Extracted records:
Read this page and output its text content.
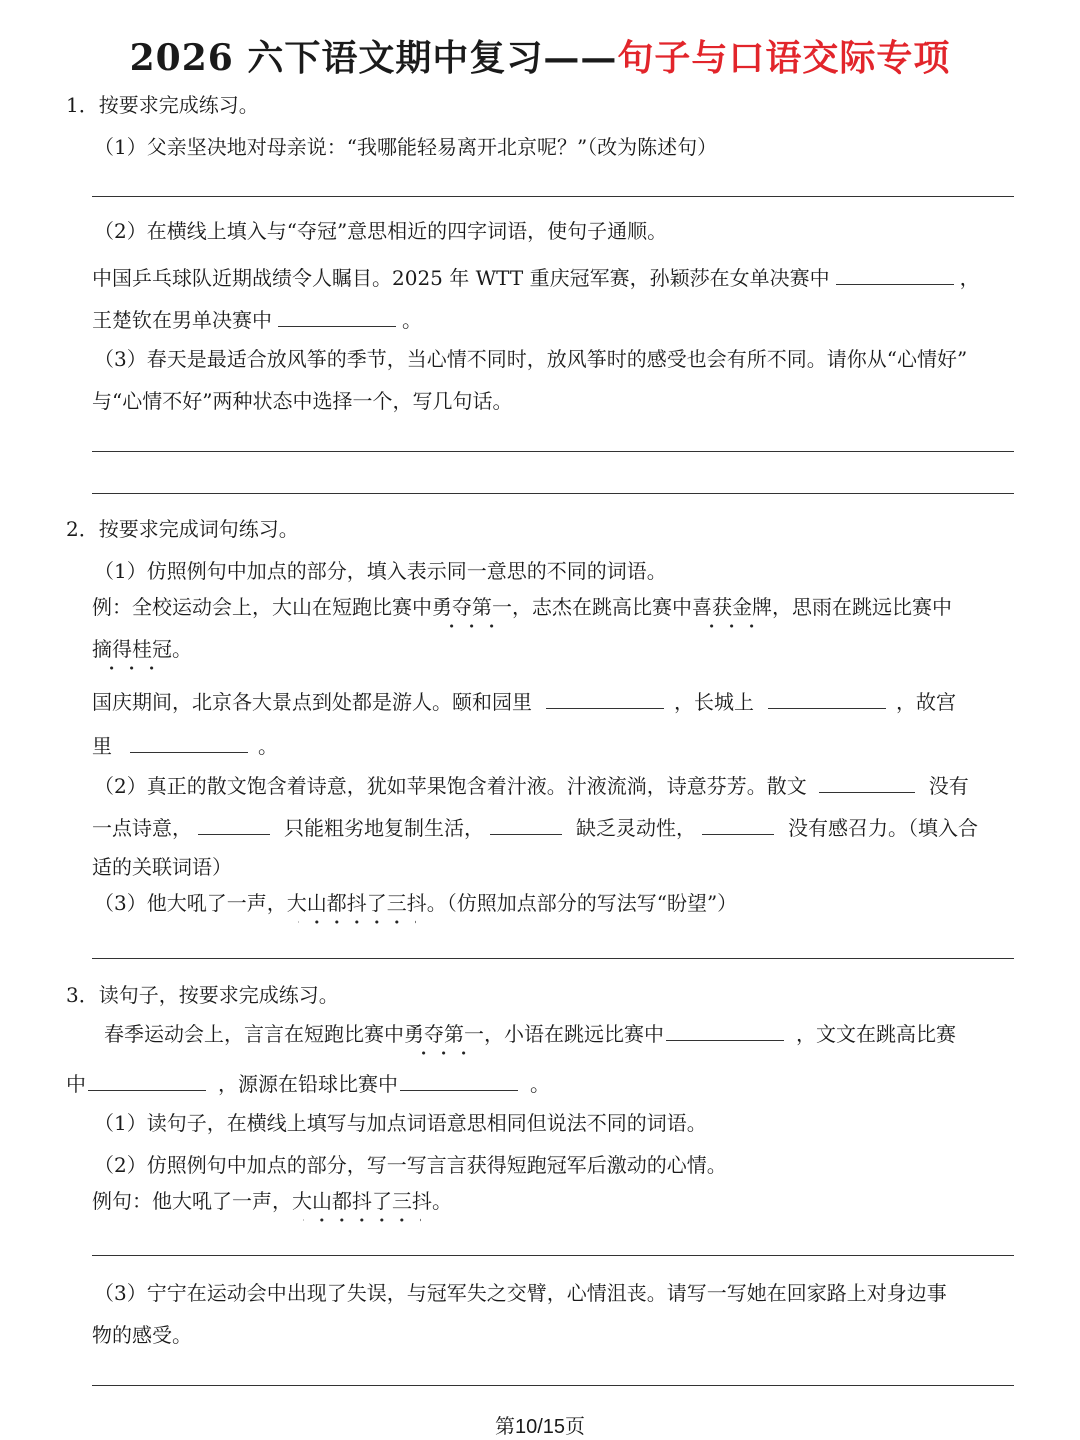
2026 六下语文期中复习——句子与口语交际专项
1．按要求完成练习。
（1）父亲坚决地对母亲说：“我哪能轻易离开北京呢？”（改为陈述句）
（2）在横线上填入与“夺冠”意思相近的四字词语，使句子通顺。
中国乒乓球队近期战绩令人瞩目。2025 年 WTT 重庆冠军赛，孙颖莎在女单决赛中	，
王楚钦在男单决赛中	。
（3）春天是最适合放风筝的季节，当心情不同时，放风筝时的感受也会有所不同。请你从“心情好”
与“心情不好”两种状态中选择一个，写几句话。
2．按要求完成词句练习。
（1）仿照例句中加点的部分，填入表示同一意思的不同的词语。
例：全校运动会上，大山在短跑比赛中勇夺第一，志杰在跳高比赛中喜获金牌，思雨在跳远比赛中
摘得桂冠。
国庆期间，北京各大景点到处都是游人。颐和园里	，长城上	，故宫
里	。
（2）真正的散文饱含着诗意，犹如苹果饱含着汁液。汁液流淌，诗意芬芳。散文	没有
一点诗意，	只能粗劣地复制生活，	缺乏灵动性，	没有感召力。（填入合
适的关联词语）
（3）他大吼了一声，大山都抖了三抖。（仿照加点部分的写法写“盼望”）
3．读句子，按要求完成练习。
春季运动会上，言言在短跑比赛中勇夺第一，小语在跳远比赛中	，文文在跳高比赛
中	，源源在铅球比赛中	。
（1）读句子，在横线上填写与加点词语意思相同但说法不同的词语。
（2）仿照例句中加点的部分，写一写言言获得短跑冠军后激动的心情。
例句：他大吼了一声，大山都抖了三抖。
（3）宁宁在运动会中出现了失误，与冠军失之交臂，心情沮丧。请写一写她在回家路上对身边事
物的感受。
第10/15页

Problem details -> Reproduce every record word for word. The copy must contain no pictures.

Full output ->
Read this page and output its text content.
2026 六下语文期中复习——句子与口语交际专项
1．按要求完成练习。
（1）父亲坚决地对母亲说：“我哪能轻易离开北京呢？”（改为陈述句）
（2）在横线上填入与“夺冠”意思相近的四字词语，使句子通顺。
中国乒乓球队近期战绩令人瞩目。2025 年 WTT 重庆冠军赛，孙颖莎在女单决赛中	，
王楚钦在男单决赛中	。
（3）春天是最适合放风筝的季节，当心情不同时，放风筝时的感受也会有所不同。请你从“心情好”
与“心情不好”两种状态中选择一个，写几句话。
2．按要求完成词句练习。
（1）仿照例句中加点的部分，填入表示同一意思的不同的词语。
例：全校运动会上，大山在短跑比赛中勇夺第一，志杰在跳高比赛中喜获金牌，思雨在跳远比赛中
摘得桂冠。
国庆期间，北京各大景点到处都是游人。颐和园里	，长城上	，故宫
里	。
（2）真正的散文饱含着诗意，犹如苹果饱含着汁液。汁液流淌，诗意芬芳。散文	没有
一点诗意，	只能粗劣地复制生活，	缺乏灵动性，	没有感召力。（填入合
适的关联词语）
（3）他大吼了一声，大山都抖了三抖。（仿照加点部分的写法写“盼望”）
3．读句子，按要求完成练习。
春季运动会上，言言在短跑比赛中勇夺第一，小语在跳远比赛中	，文文在跳高比赛
中	，源源在铅球比赛中	。
（1）读句子，在横线上填写与加点词语意思相同但说法不同的词语。
（2）仿照例句中加点的部分，写一写言言获得短跑冠军后激动的心情。
例句：他大吼了一声，大山都抖了三抖。
（3）宁宁在运动会中出现了失误，与冠军失之交臂，心情沮丧。请写一写她在回家路上对身边事
物的感受。
第10/15页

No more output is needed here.